··· Text to read
# Fonts of 4th Ed D&D and DDM 2.0



## Osamar (Jun 23, 2008)

Could anybody please tell me the fonts used in official 4th Ed and DDM 2.0. Or some similar ones.

Thanks in advance.


----------



## jlhorner1974 (Jun 23, 2008)

The interior font of the 4E books looks to be Mentor.  The sans serif font used in tables seems to be Method Sans.


----------



## wagenejm (Jun 24, 2008)

I believe the section title fond is a variation of Ravenna. The text sections are Mentor, but I'm not sure about the table fonts.


----------



## Marius Delphus (Jun 25, 2008)

Text font: Monotype Mentor
Table font: Monotype Mentor Sans
http://www.fonts.com/FindFonts/detail.htm?pid=420263
(Yes, the price is for real.)

Minor heading font: DNDLolthSC based on Scriptorium Ravenna
http://www.myfonts.com/fonts/scriptorium/ravenna/

Major heading font: DNDVecnaSC based on "Textura"
(Haven't located this; Scott Rouse said the fonts are Mentor, Ravenna, and Textura)

Wish they'd update the FAQ:
http://www.geocities.com/rgfdfaq/tsrfonts.html


----------



## Amphimir Míriel (Jun 25, 2008)

Marius Delphus said:
			
		

> (Yes, the price is for real.)




Ouch!!!

Ok, time to look for free alternatives...


----------



## AMP Productions (Jun 26, 2008)

I've just been rocking "Book Antiqua" and that seems to work really well for me. And its free.   

-Rob


----------



## Osamar (Jun 27, 2008)

Thank you very much.

I am trying Dragonshard from here
http://www.sorcerers.net/Games/Dragonshard/index_misc.php
It is supposed to be free for non-comercial use.

Rod. Your Myconian are fantastic


----------



## Kalnaur (Aug 15, 2008)

Textura can be found here.


----------



## Marius Delphus (Aug 16, 2008)

DNDVecnaSC looks nothing like that, sorry.


----------



## silicontrip (Feb 8, 2010)

Marius Delphus said:


> Minor heading font: DNDLolthSC based on Scriptorium Ravenna
> Ravenna font family : MyFonts
> 
> Major heading font: DNDVecnaSC based on "Textura"
> (Haven't located this; Scott Rouse said the fonts are Mentor, Ravenna, and Textura)




DNDLolthSC claims to be based on PostAntiquaBE Medium

Mark


----------
······
··· Data to process
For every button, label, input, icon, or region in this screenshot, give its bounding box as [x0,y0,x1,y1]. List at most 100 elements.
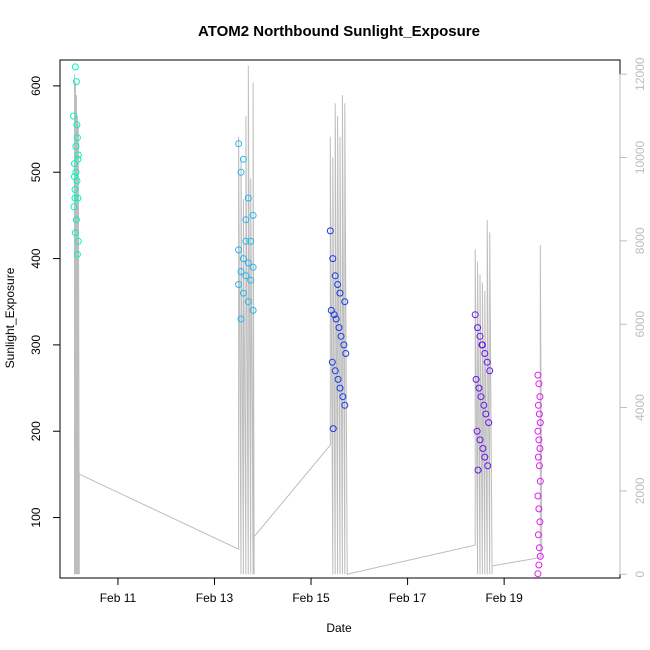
data-point [480,401,488,409]
data-point [534,401,542,409]
data-point [74,151,82,159]
points-layer [70,63,544,578]
data-point [483,358,491,366]
data-point [331,367,339,375]
y-tick-label: 400 [29,248,43,268]
data-point [242,216,250,224]
data-point [329,255,337,263]
data-point [74,237,82,245]
y2-tick-label: 0 [633,571,647,578]
data-point [330,311,338,319]
data-point [335,324,343,332]
data-point [342,350,350,357]
data-point [73,250,81,258]
data-point [242,272,250,280]
data-point [237,315,245,323]
data-point [535,505,543,513]
data-point [486,367,494,375]
data-point [485,419,493,427]
x-axis-label: Date [326,621,352,635]
data-point [535,410,543,418]
data-point [339,393,347,401]
y-tick-label: 500 [29,162,43,182]
data-point [484,462,492,470]
data-point [535,544,543,552]
y2-tick-label: 6000 [633,311,647,338]
data-point [334,375,342,383]
data-point [536,552,544,560]
data-point [244,259,252,267]
data-point [476,436,484,444]
y2-tick-label: 2000 [633,477,647,504]
data-point [481,453,489,461]
data-point [534,531,542,539]
data-point [247,276,255,284]
y2-tick-label: 8000 [633,227,647,254]
y-tick-label: 600 [29,76,43,96]
data-point [535,436,543,444]
series-0 [70,63,82,258]
data-point [336,384,344,392]
data-point [334,281,342,288]
series-2 [326,227,350,433]
data-point [244,194,252,202]
data-point [71,63,79,71]
data-point [249,263,257,271]
secondary-line-layer [74,65,543,575]
x-tick-label: Feb 13 [196,591,234,605]
data-point [71,160,78,168]
axes-layer: Feb 11 Feb 13 Feb 15 Feb 17 Feb 19 100 200 300 4… [29,57,647,605]
data-point [536,445,544,452]
y-tick-label: 300 [29,335,43,355]
data-point [244,298,252,306]
data-point [478,341,486,349]
data-point [536,419,544,427]
data-point [536,477,544,485]
data-point [336,289,344,297]
data-point [235,281,243,288]
data-point [237,168,245,176]
data-point [70,112,77,120]
data-point [534,371,542,379]
y2-tick-label: 4000 [633,394,647,421]
series-3 [471,311,494,474]
data-point [479,445,487,452]
data-point [249,306,257,314]
data-point [71,229,79,237]
data-point [242,237,250,245]
data-point [73,134,81,142]
data-point [337,332,345,340]
data-point [235,246,243,254]
data-point [71,194,79,202]
data-point [474,324,482,332]
data-point [341,298,349,306]
data-point [329,425,337,433]
data-point [535,462,543,470]
data-point [535,380,543,388]
x-tick-label: Feb 17 [389,591,427,605]
data-point [475,384,483,392]
data-point [534,570,542,578]
y2-tick-label: 10000 [633,141,647,175]
data-point [73,121,81,129]
data-point [72,216,80,224]
data-point [72,78,80,86]
data-point [71,173,78,181]
data-point [239,289,247,297]
data-point [477,393,485,401]
data-point [239,155,247,163]
data-point [476,332,484,340]
data-point [481,350,489,357]
data-point [70,203,78,211]
data-point [482,410,490,418]
y-tick-label: 200 [29,421,43,441]
data-point [328,358,336,366]
data-point [326,227,334,235]
data-point [71,186,79,193]
data-point [235,140,243,148]
data-point [535,561,543,569]
data-point [247,237,255,245]
data-point [237,268,245,275]
data-point [534,492,542,500]
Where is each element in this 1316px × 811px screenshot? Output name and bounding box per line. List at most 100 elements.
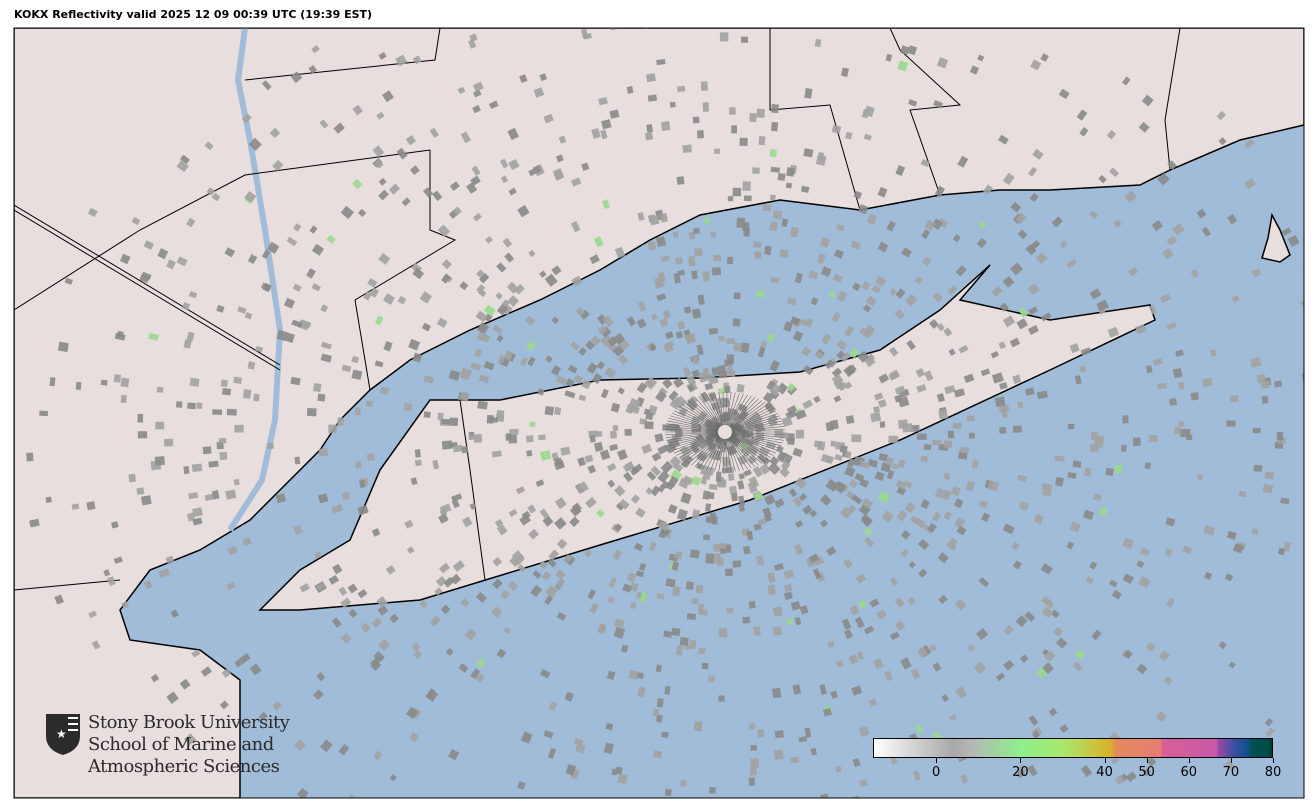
radar-echo: [354, 461, 362, 469]
radar-echo: [1166, 597, 1175, 608]
radar-echo: [461, 445, 469, 454]
radar-echo: [788, 488, 798, 498]
radar-echo: [750, 758, 760, 768]
radar-echo: [866, 213, 878, 225]
radar-echo: [485, 235, 493, 244]
radar-echo: [333, 122, 345, 134]
radar-echo: [626, 86, 634, 94]
radar-echo: [584, 549, 592, 558]
radar-echo: [813, 395, 821, 404]
radar-echo: [769, 221, 778, 232]
radar-echo: [1059, 240, 1068, 249]
radar-echo: [373, 651, 385, 663]
radar-echo: [578, 394, 587, 402]
radar-echo: [219, 451, 228, 461]
radar-echo: [1134, 323, 1147, 335]
radar-echo: [889, 631, 900, 641]
radar-echo: [792, 684, 802, 695]
radar-echo: [374, 315, 384, 326]
radar-echo: [644, 131, 654, 141]
radar-echo: [1274, 441, 1284, 449]
radar-echo: [515, 486, 526, 495]
radar-echo: [652, 708, 660, 717]
colorbar-tick-label: 0: [932, 765, 941, 780]
radar-echo-ray: [724, 412, 779, 433]
radar-echo: [685, 581, 695, 591]
radar-echo: [249, 663, 262, 676]
radar-site-marker: [718, 425, 732, 439]
radar-echo: [340, 597, 352, 608]
radar-echo: [425, 688, 436, 700]
radar-echo: [224, 247, 236, 258]
radar-echo: [1031, 730, 1040, 739]
radar-echo: [589, 602, 599, 614]
radar-echo: [533, 87, 545, 98]
radar-echo: [786, 382, 796, 392]
radar-echo: [1011, 541, 1020, 551]
radar-echo: [234, 659, 243, 668]
radar-echo: [1042, 648, 1050, 657]
radar-echo: [820, 236, 831, 248]
radar-echo: [851, 434, 862, 443]
radar-echo: [954, 598, 967, 611]
radar-echo: [1141, 94, 1154, 107]
radar-echo: [508, 508, 518, 517]
radar-echo: [766, 380, 776, 391]
radar-echo: [296, 787, 309, 798]
radar-echo: [183, 733, 197, 746]
radar-echo: [914, 276, 923, 285]
radar-echo: [186, 331, 195, 342]
radar-echo: [1074, 649, 1086, 661]
radar-echo: [544, 273, 558, 287]
radar-echo: [968, 432, 975, 439]
radar-echo: [767, 572, 776, 583]
radar-echo: [373, 750, 383, 761]
radar-echo: [1138, 121, 1150, 133]
radar-echo: [564, 390, 576, 399]
radar-echo: [731, 125, 738, 134]
radar-echo: [491, 606, 503, 618]
radar-echo: [191, 649, 201, 658]
radar-echo: [620, 644, 629, 653]
radar-echo: [634, 542, 644, 552]
radar-echo: [589, 254, 600, 265]
radar-echo: [460, 367, 473, 377]
radar-echo: [861, 513, 873, 525]
radar-echo: [704, 382, 714, 391]
radar-echo: [573, 737, 584, 746]
radar-echo: [624, 428, 632, 436]
radar-echo: [308, 65, 318, 74]
radar-echo: [1066, 541, 1075, 550]
radar-echo-ray: [665, 426, 726, 433]
radar-echo: [991, 372, 1004, 384]
radar-echo: [1280, 497, 1290, 505]
radar-echo: [586, 362, 598, 374]
radar-echo: [468, 434, 475, 441]
radar-echo: [170, 609, 179, 619]
radar-echo: [165, 555, 175, 564]
radar-echo: [819, 519, 828, 528]
radar-echo: [865, 295, 877, 307]
radar-echo: [383, 340, 393, 352]
radar-echo: [767, 584, 777, 596]
radar-echo: [861, 497, 874, 510]
radar-echo: [192, 506, 203, 518]
radar-echo: [378, 177, 387, 186]
radar-echo: [941, 489, 952, 501]
radar-echo: [869, 598, 880, 608]
radar-echo: [175, 401, 183, 408]
radar-echo: [435, 575, 447, 587]
radar-echo: [345, 794, 356, 798]
radar-echo-ray: [681, 431, 726, 461]
radar-echo: [1089, 210, 1099, 220]
radar-echo: [959, 446, 970, 454]
radar-echo: [743, 195, 752, 202]
radar-echo: [474, 672, 485, 683]
radar-echo: [509, 557, 520, 568]
radar-echo: [164, 438, 174, 447]
radar-echo-ray: [666, 431, 726, 441]
radar-echo: [401, 197, 411, 207]
radar-echo: [411, 642, 421, 652]
radar-echo: [554, 497, 567, 510]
······
#### Requests:
a) According to the font thread, which typeface does the final post say DNDLolthSC claims to be based on?
b) Copy out everything in the records from the line containing "data-point [480,401,488,409]" down to the line containing "y2-tick-label: 6000 [633,311,647,338]", including both of those lines.

#### Solutions to the exercise:
a) PostAntiquaBE Medium

b)
data-point [480,401,488,409]
data-point [534,401,542,409]
data-point [74,151,82,159]
points-layer [70,63,544,578]
data-point [483,358,491,366]
data-point [331,367,339,375]
y-tick-label: 400 [29,248,43,268]
data-point [242,216,250,224]
data-point [329,255,337,263]
data-point [74,237,82,245]
y2-tick-label: 0 [633,571,647,578]
data-point [330,311,338,319]
data-point [335,324,343,332]
data-point [342,350,350,357]
data-point [73,250,81,258]
data-point [242,272,250,280]
data-point [237,315,245,323]
data-point [535,505,543,513]
data-point [486,367,494,375]
data-point [485,419,493,427]
x-axis-label: Date [326,621,352,635]
data-point [535,410,543,418]
data-point [339,393,347,401]
y-tick-label: 500 [29,162,43,182]
data-point [484,462,492,470]
data-point [535,544,543,552]
y2-tick-label: 6000 [633,311,647,338]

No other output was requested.